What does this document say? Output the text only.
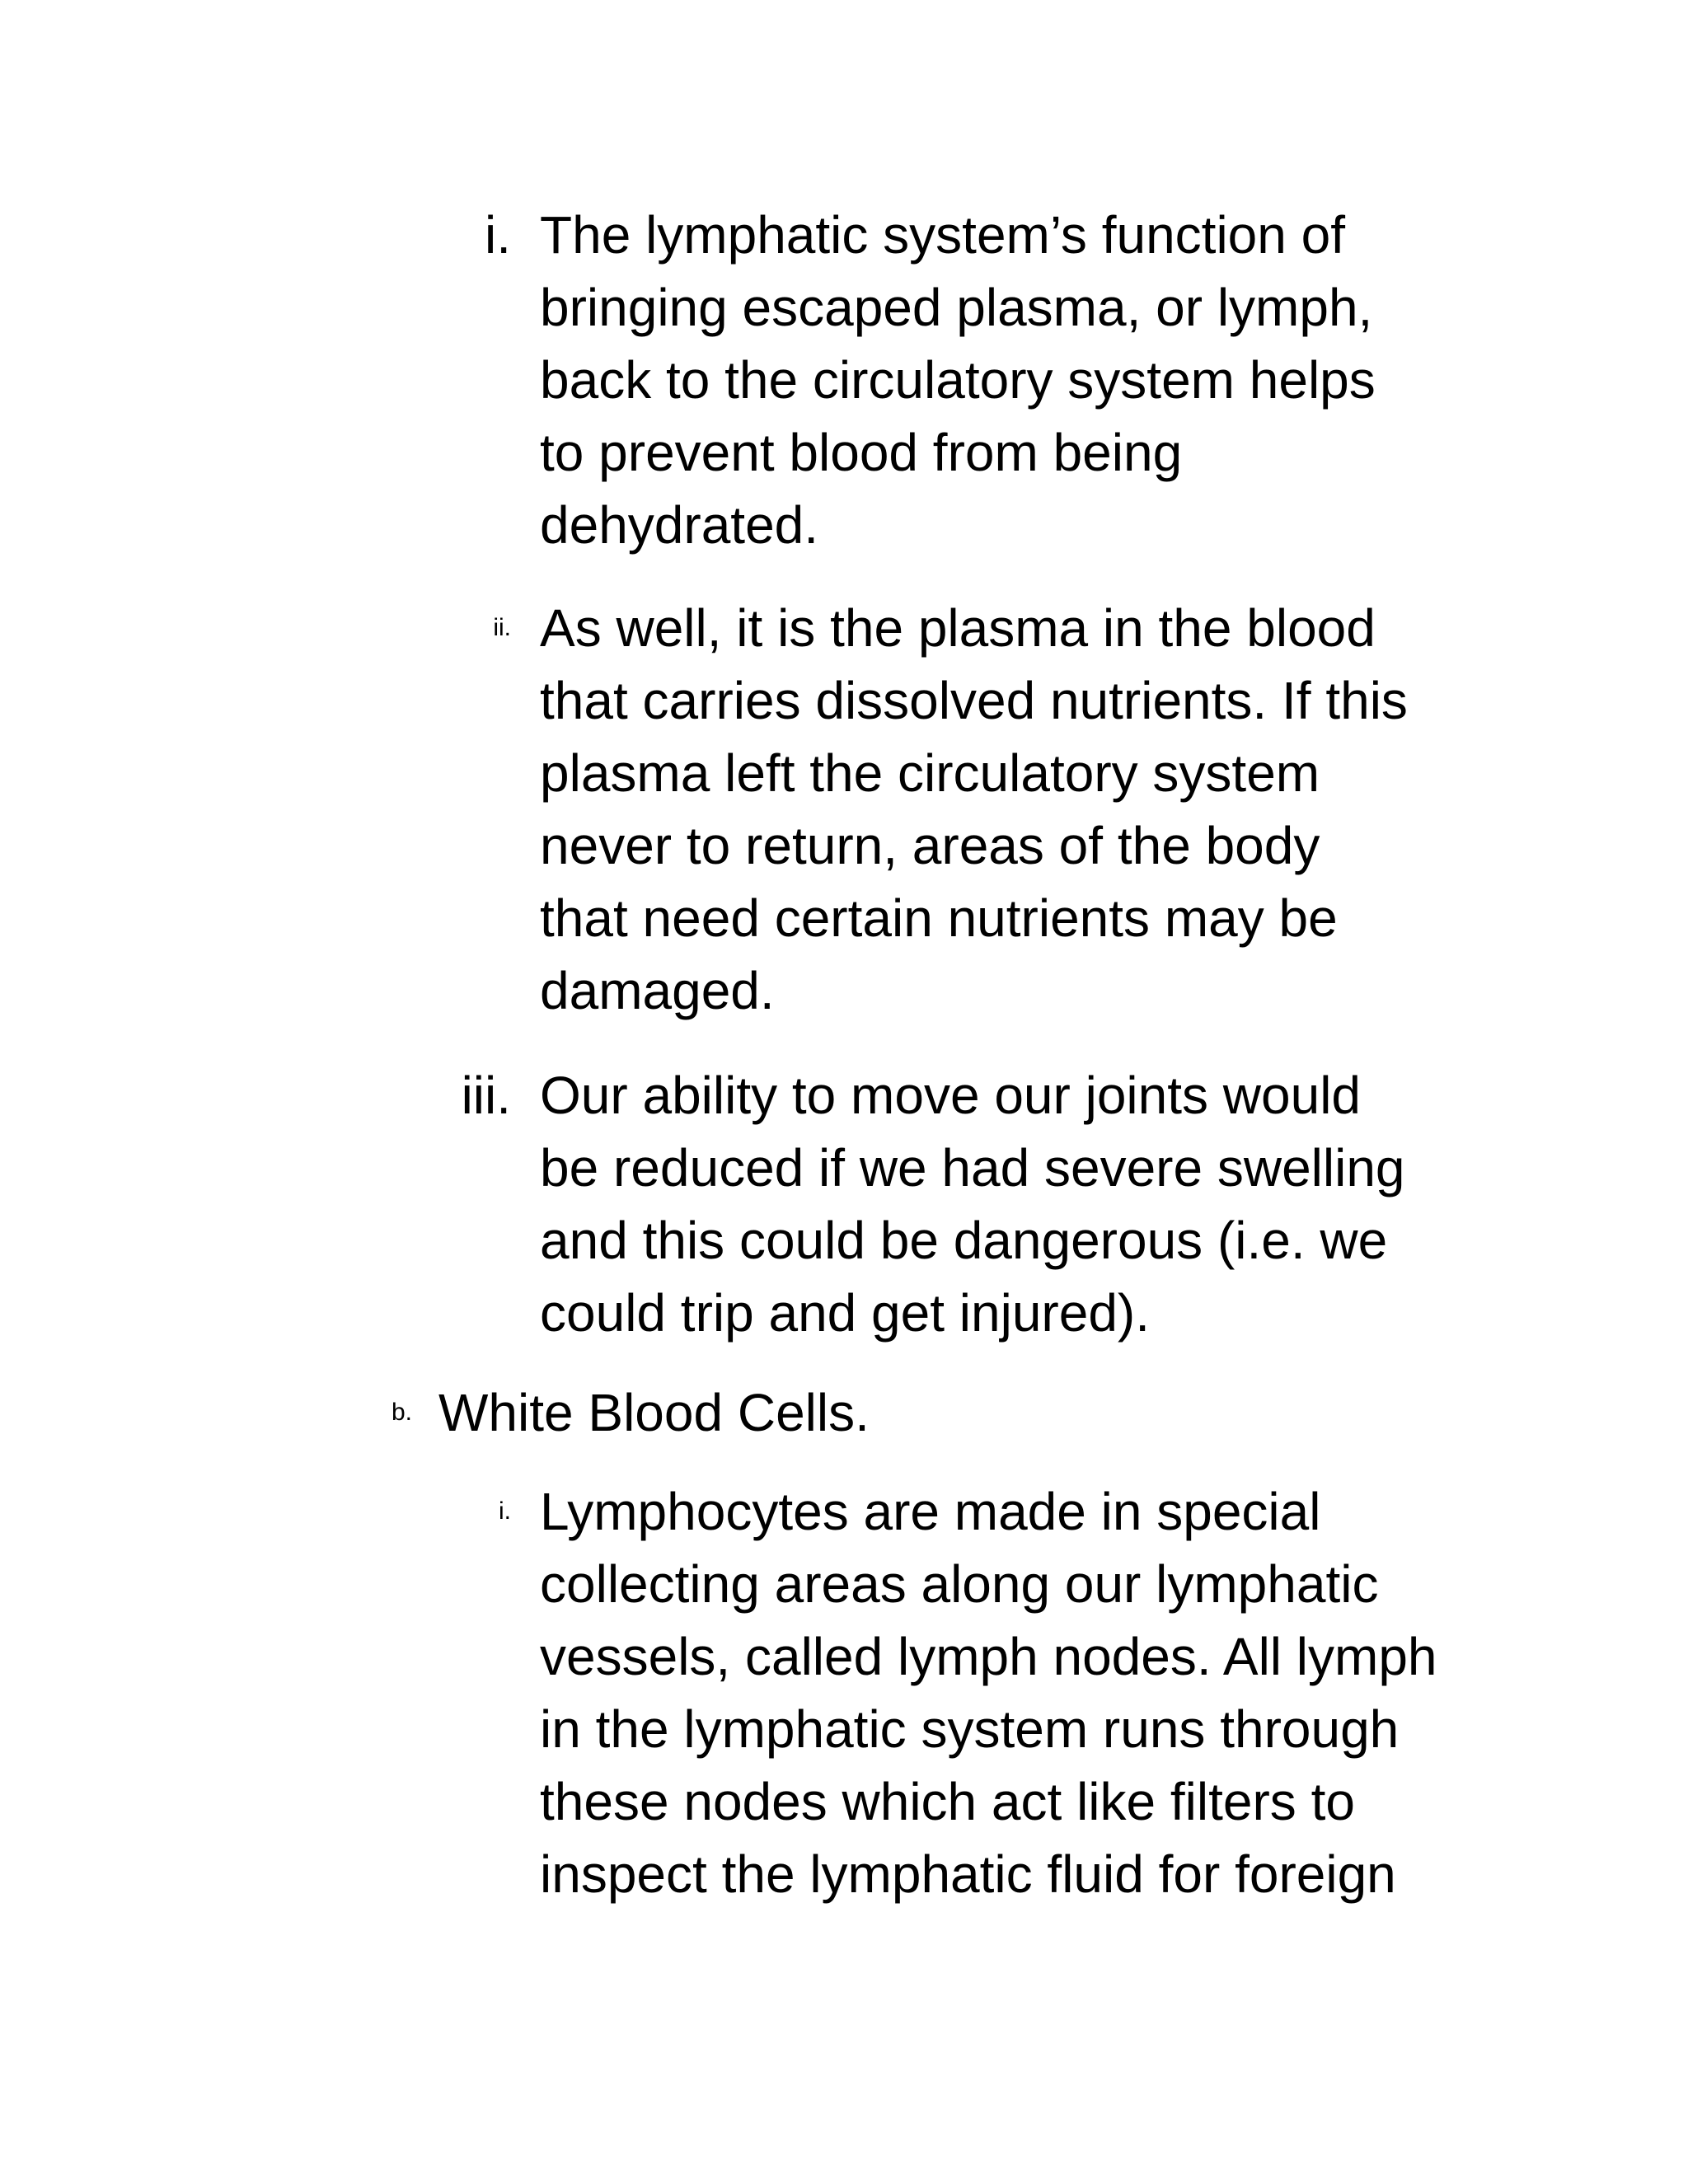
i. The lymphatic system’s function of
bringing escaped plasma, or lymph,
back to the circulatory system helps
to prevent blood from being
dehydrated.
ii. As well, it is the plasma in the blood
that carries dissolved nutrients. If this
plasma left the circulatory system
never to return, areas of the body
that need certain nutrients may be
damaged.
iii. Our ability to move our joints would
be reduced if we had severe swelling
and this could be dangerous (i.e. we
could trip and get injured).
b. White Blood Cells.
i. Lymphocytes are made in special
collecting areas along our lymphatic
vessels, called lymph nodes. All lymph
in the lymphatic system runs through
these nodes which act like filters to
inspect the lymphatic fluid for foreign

[Task item]:
In the copy you write, the data above must appear exactly, with no pictures.

[Solution for this exercise]:
What does this document say? Output the text only.
i. The lymphatic system’s function of
bringing escaped plasma, or lymph,
back to the circulatory system helps
to prevent blood from being
dehydrated.
ii. As well, it is the plasma in the blood
that carries dissolved nutrients. If this
plasma left the circulatory system
never to return, areas of the body
that need certain nutrients may be
damaged.
iii. Our ability to move our joints would
be reduced if we had severe swelling
and this could be dangerous (i.e. we
could trip and get injured).
b. White Blood Cells.
i. Lymphocytes are made in special
collecting areas along our lymphatic
vessels, called lymph nodes. All lymph
in the lymphatic system runs through
these nodes which act like filters to
inspect the lymphatic fluid for foreign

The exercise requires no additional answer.